§ **Aim**:
Emit the data below verbatim, stripping out any pictures.

§ **Exercise material**:

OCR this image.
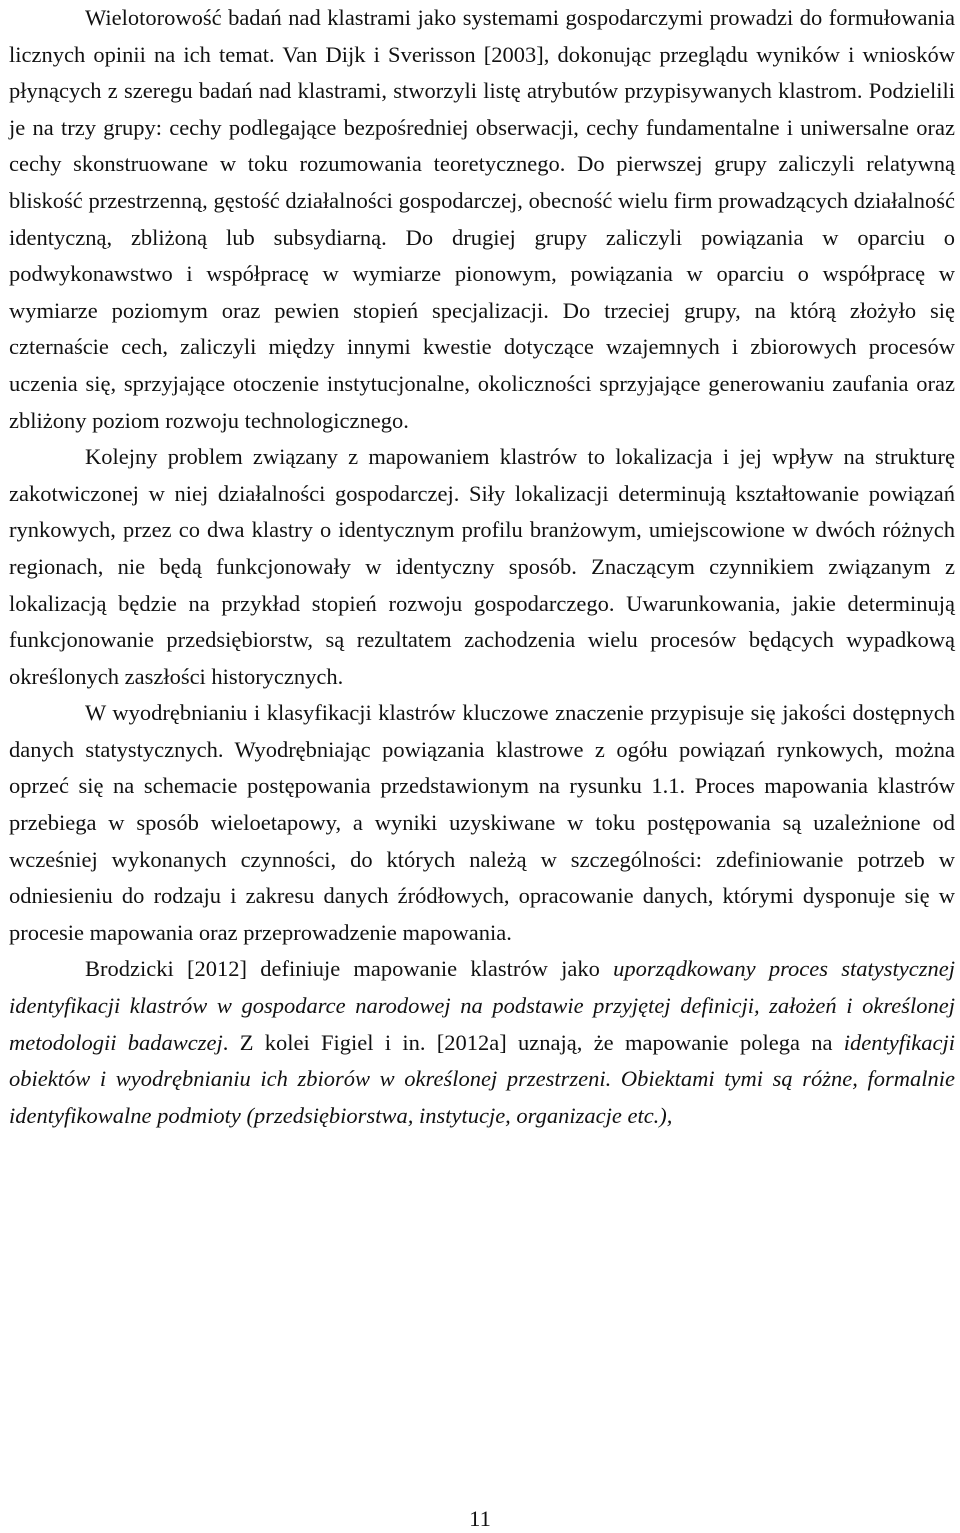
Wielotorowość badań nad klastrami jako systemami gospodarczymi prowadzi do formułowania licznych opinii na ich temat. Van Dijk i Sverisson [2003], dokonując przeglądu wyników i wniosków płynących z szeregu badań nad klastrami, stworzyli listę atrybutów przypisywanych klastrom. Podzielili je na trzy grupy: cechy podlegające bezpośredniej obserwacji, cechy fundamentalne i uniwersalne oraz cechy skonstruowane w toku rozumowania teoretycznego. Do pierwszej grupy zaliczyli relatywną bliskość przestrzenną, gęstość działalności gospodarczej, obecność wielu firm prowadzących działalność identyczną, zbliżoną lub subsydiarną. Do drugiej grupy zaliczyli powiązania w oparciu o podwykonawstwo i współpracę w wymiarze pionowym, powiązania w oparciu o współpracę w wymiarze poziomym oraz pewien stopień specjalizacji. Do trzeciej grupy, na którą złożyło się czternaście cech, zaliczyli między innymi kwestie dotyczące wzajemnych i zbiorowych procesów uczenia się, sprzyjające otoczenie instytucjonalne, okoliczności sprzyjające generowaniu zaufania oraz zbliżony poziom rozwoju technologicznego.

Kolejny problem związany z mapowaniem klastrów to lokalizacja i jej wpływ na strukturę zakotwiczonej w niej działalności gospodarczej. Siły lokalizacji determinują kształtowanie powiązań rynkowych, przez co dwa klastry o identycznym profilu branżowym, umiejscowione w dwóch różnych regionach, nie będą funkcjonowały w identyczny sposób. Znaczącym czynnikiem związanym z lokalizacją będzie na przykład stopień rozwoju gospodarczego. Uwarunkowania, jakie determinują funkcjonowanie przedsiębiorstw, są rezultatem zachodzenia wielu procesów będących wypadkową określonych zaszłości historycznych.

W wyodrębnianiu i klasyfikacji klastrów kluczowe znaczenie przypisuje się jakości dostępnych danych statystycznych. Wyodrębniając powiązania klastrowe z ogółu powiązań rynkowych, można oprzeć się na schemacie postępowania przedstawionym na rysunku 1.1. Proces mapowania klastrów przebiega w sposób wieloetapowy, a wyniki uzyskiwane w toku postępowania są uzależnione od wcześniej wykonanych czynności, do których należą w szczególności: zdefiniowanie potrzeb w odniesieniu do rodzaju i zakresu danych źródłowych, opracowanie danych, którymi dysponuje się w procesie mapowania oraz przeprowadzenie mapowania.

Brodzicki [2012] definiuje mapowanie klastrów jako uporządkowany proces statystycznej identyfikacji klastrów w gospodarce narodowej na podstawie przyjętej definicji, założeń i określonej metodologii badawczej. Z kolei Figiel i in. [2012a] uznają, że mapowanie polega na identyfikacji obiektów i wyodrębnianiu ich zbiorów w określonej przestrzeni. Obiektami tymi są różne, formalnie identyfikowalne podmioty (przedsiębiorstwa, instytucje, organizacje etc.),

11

§ **Full output**:
OCR this image.
Wielotorowość badań nad klastrami jako systemami gospodarczymi prowadzi do formułowania licznych opinii na ich temat. Van Dijk i Sverisson [2003], dokonując przeglądu wyników i wniosków płynących z szeregu badań nad klastrami, stworzyli listę atrybutów przypisywanych klastrom. Podzielili je na trzy grupy: cechy podlegające bezpośredniej obserwacji, cechy fundamentalne i uniwersalne oraz cechy skonstruowane w toku rozumowania teoretycznego. Do pierwszej grupy zaliczyli relatywną bliskość przestrzenną, gęstość działalności gospodarczej, obecność wielu firm prowadzących działalność identyczną, zbliżoną lub subsydiarną. Do drugiej grupy zaliczyli powiązania w oparciu o podwykonawstwo i współpracę w wymiarze pionowym, powiązania w oparciu o współpracę w wymiarze poziomym oraz pewien stopień specjalizacji. Do trzeciej grupy, na którą złożyło się czternaście cech, zaliczyli między innymi kwestie dotyczące wzajemnych i zbiorowych procesów uczenia się, sprzyjające otoczenie instytucjonalne, okoliczności sprzyjające generowaniu zaufania oraz zbliżony poziom rozwoju technologicznego.

Kolejny problem związany z mapowaniem klastrów to lokalizacja i jej wpływ na strukturę zakotwiczonej w niej działalności gospodarczej. Siły lokalizacji determinują kształtowanie powiązań rynkowych, przez co dwa klastry o identycznym profilu branżowym, umiejscowione w dwóch różnych regionach, nie będą funkcjonowały w identyczny sposób. Znaczącym czynnikiem związanym z lokalizacją będzie na przykład stopień rozwoju gospodarczego. Uwarunkowania, jakie determinują funkcjonowanie przedsiębiorstw, są rezultatem zachodzenia wielu procesów będących wypadkową określonych zaszłości historycznych.

W wyodrębnianiu i klasyfikacji klastrów kluczowe znaczenie przypisuje się jakości dostępnych danych statystycznych. Wyodrębniając powiązania klastrowe z ogółu powiązań rynkowych, można oprzeć się na schemacie postępowania przedstawionym na rysunku 1.1. Proces mapowania klastrów przebiega w sposób wieloetapowy, a wyniki uzyskiwane w toku postępowania są uzależnione od wcześniej wykonanych czynności, do których należą w szczególności: zdefiniowanie potrzeb w odniesieniu do rodzaju i zakresu danych źródłowych, opracowanie danych, którymi dysponuje się w procesie mapowania oraz przeprowadzenie mapowania.

Brodzicki [2012] definiuje mapowanie klastrów jako uporządkowany proces statystycznej identyfikacji klastrów w gospodarce narodowej na podstawie przyjętej definicji, założeń i określonej metodologii badawczej. Z kolei Figiel i in. [2012a] uznają, że mapowanie polega na identyfikacji obiektów i wyodrębnianiu ich zbiorów w określonej przestrzeni. Obiektami tymi są różne, formalnie identyfikowalne podmioty (przedsiębiorstwa, instytucje, organizacje etc.),

11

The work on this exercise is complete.